EXERCISE INSTRUCTIONS>
Word for word, copy all the data and drop the pictures.

PROVIDED RECORDS>
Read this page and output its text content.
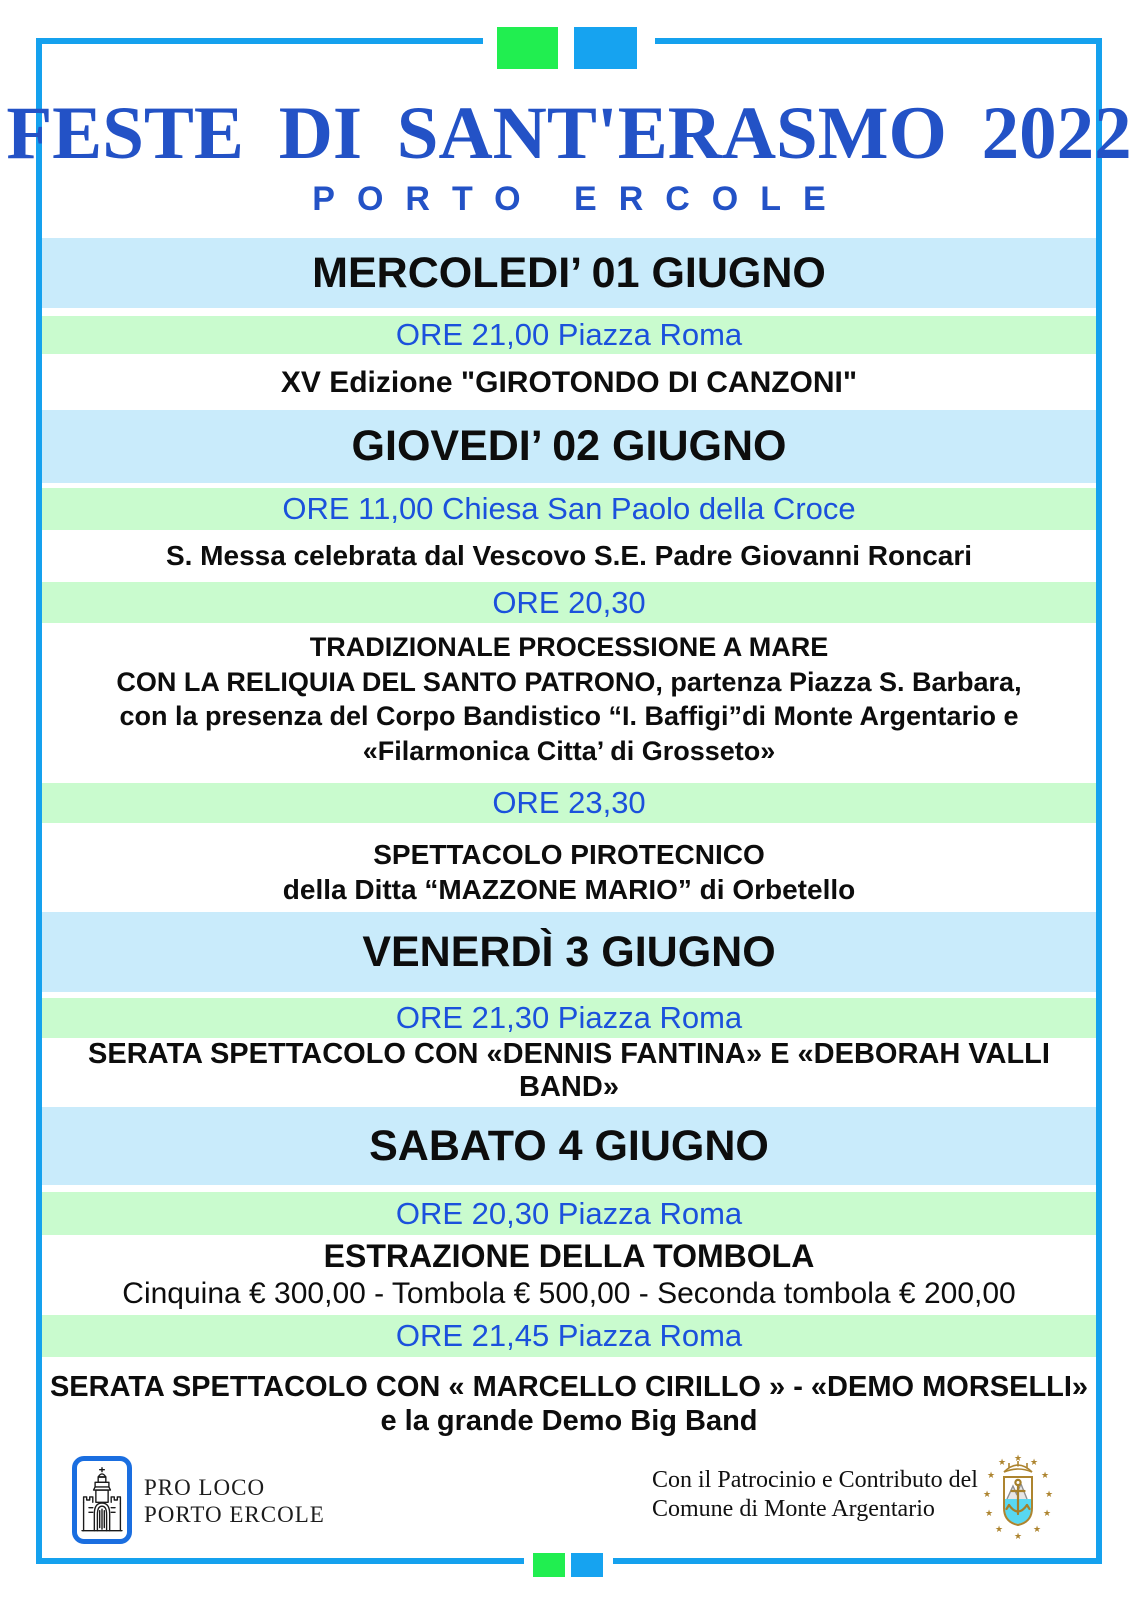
FESTE DI SANT'ERASMO 2022
PORTO ERCOLE
MERCOLEDI’ 01 GIUGNO
ORE 21,00 Piazza Roma
XV Edizione "GIROTONDO DI CANZONI"
GIOVEDI’ 02 GIUGNO
ORE 11,00 Chiesa San Paolo della Croce
S. Messa celebrata dal Vescovo S.E. Padre Giovanni Roncari
ORE 20,30
TRADIZIONALE PROCESSIONE A MARE
CON LA RELIQUIA DEL SANTO PATRONO, partenza Piazza S. Barbara,
con la presenza del Corpo Bandistico “I. Baffigi”di Monte Argentario e
«Filarmonica Citta’ di Grosseto»
ORE 23,30
SPETTACOLO PIROTECNICO
della Ditta “MAZZONE MARIO” di Orbetello
VENERDÌ 3 GIUGNO
ORE 21,30 Piazza Roma
SERATA SPETTACOLO CON «DENNIS FANTINA» E «DEBORAH VALLI BAND»
SABATO 4 GIUGNO
ORE 20,30 Piazza Roma
ESTRAZIONE DELLA TOMBOLA
Cinquina € 300,00 - Tombola € 500,00 - Seconda tombola € 200,00
ORE 21,45 Piazza Roma
SERATA SPETTACOLO CON « MARCELLO CIRILLO » - «DEMO MORSELLI»
e la grande Demo Big Band
PRO LOCO
PORTO ERCOLE
Con il Patrocinio e Contributo del
Comune di Monte Argentario
★
★
★
★
★
★
★
★
★
★
★
★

THE OUTPUT>
Read this page and output its text content.
FESTE DI SANT'ERASMO 2022
PORTO ERCOLE
MERCOLEDI’ 01 GIUGNO
ORE 21,00 Piazza Roma
XV Edizione "GIROTONDO DI CANZONI"
GIOVEDI’ 02 GIUGNO
ORE 11,00 Chiesa San Paolo della Croce
S. Messa celebrata dal Vescovo S.E. Padre Giovanni Roncari
ORE 20,30
TRADIZIONALE PROCESSIONE A MARE
CON LA RELIQUIA DEL SANTO PATRONO, partenza Piazza S. Barbara,
con la presenza del Corpo Bandistico “I. Baffigi”di Monte Argentario e
«Filarmonica Citta’ di Grosseto»
ORE 23,30
SPETTACOLO PIROTECNICO
della Ditta “MAZZONE MARIO” di Orbetello
VENERDÌ 3 GIUGNO
ORE 21,30 Piazza Roma
SERATA SPETTACOLO CON «DENNIS FANTINA» E «DEBORAH VALLI BAND»
SABATO 4 GIUGNO
ORE 20,30 Piazza Roma
ESTRAZIONE DELLA TOMBOLA
Cinquina € 300,00 - Tombola € 500,00 - Seconda tombola € 200,00
ORE 21,45 Piazza Roma
SERATA SPETTACOLO CON « MARCELLO CIRILLO » - «DEMO MORSELLI»
e la grande Demo Big Band
PRO LOCO
PORTO ERCOLE
Con il Patrocinio e Contributo del
Comune di Monte Argentario
★
★
★
★
★
★
★
★
★
★
★
★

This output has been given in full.